=== AIM ===
Set the listing down unchanged, minus every embedded image.

***

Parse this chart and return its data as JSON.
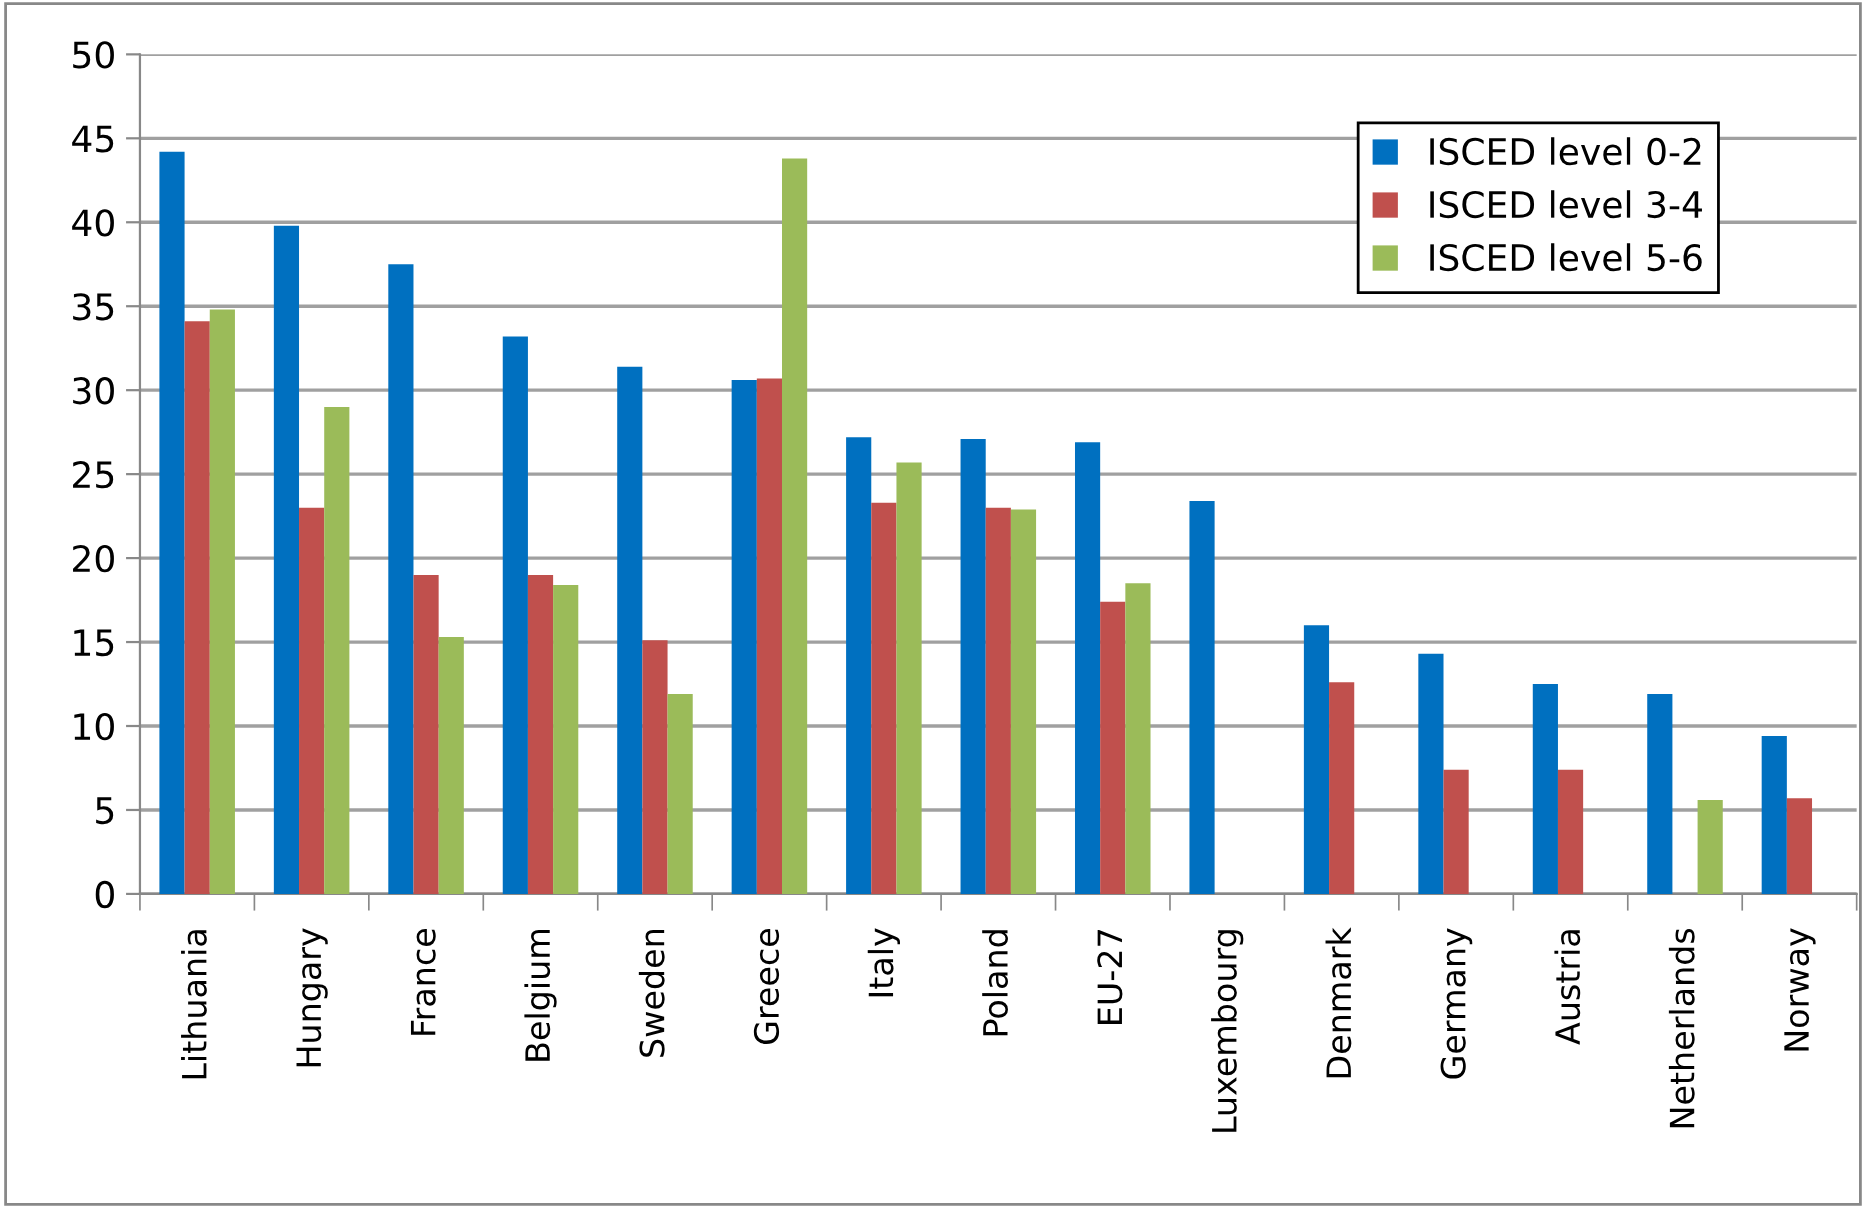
{
  "chart_data": {
    "type": "bar",
    "categories": [
      "Lithuania",
      "Hungary",
      "France",
      "Belgium",
      "Sweden",
      "Greece",
      "Italy",
      "Poland",
      "EU-27",
      "Luxembourg",
      "Denmark",
      "Germany",
      "Austria",
      "Netherlands",
      "Norway"
    ],
    "series": [
      {
        "name": "ISCED level 0-2",
        "color": "#0070c0",
        "values": [
          44.2,
          39.8,
          37.5,
          33.2,
          31.4,
          30.6,
          27.2,
          27.1,
          26.9,
          23.4,
          16.0,
          14.3,
          12.5,
          11.9,
          9.4
        ]
      },
      {
        "name": "ISCED level 3-4",
        "color": "#c0504d",
        "values": [
          34.1,
          23.0,
          19.0,
          19.0,
          15.1,
          30.7,
          23.3,
          23.0,
          17.4,
          null,
          12.6,
          7.4,
          7.4,
          null,
          5.7
        ]
      },
      {
        "name": "ISCED level 5-6",
        "color": "#9bbb59",
        "values": [
          34.8,
          29.0,
          15.3,
          18.4,
          11.9,
          43.8,
          25.7,
          22.9,
          18.5,
          null,
          null,
          null,
          null,
          5.6,
          null
        ]
      }
    ],
    "ylim": [
      0,
      50
    ],
    "yticks": [
      0,
      5,
      10,
      15,
      20,
      25,
      30,
      35,
      40,
      45,
      50
    ],
    "grid": "y",
    "legend": "top right"
  }
}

***

=== REPLY TO THE TASK ===
Parse this chart and return its data as JSON.
{
  "chart_data": {
    "type": "bar",
    "categories": [
      "Lithuania",
      "Hungary",
      "France",
      "Belgium",
      "Sweden",
      "Greece",
      "Italy",
      "Poland",
      "EU-27",
      "Luxembourg",
      "Denmark",
      "Germany",
      "Austria",
      "Netherlands",
      "Norway"
    ],
    "series": [
      {
        "name": "ISCED level 0-2",
        "color": "#0070c0",
        "values": [
          44.2,
          39.8,
          37.5,
          33.2,
          31.4,
          30.6,
          27.2,
          27.1,
          26.9,
          23.4,
          16.0,
          14.3,
          12.5,
          11.9,
          9.4
        ]
      },
      {
        "name": "ISCED level 3-4",
        "color": "#c0504d",
        "values": [
          34.1,
          23.0,
          19.0,
          19.0,
          15.1,
          30.7,
          23.3,
          23.0,
          17.4,
          null,
          12.6,
          7.4,
          7.4,
          null,
          5.7
        ]
      },
      {
        "name": "ISCED level 5-6",
        "color": "#9bbb59",
        "values": [
          34.8,
          29.0,
          15.3,
          18.4,
          11.9,
          43.8,
          25.7,
          22.9,
          18.5,
          null,
          null,
          null,
          null,
          5.6,
          null
        ]
      }
    ],
    "ylim": [
      0,
      50
    ],
    "yticks": [
      0,
      5,
      10,
      15,
      20,
      25,
      30,
      35,
      40,
      45,
      50
    ],
    "grid": "y",
    "legend": "top right"
  }
}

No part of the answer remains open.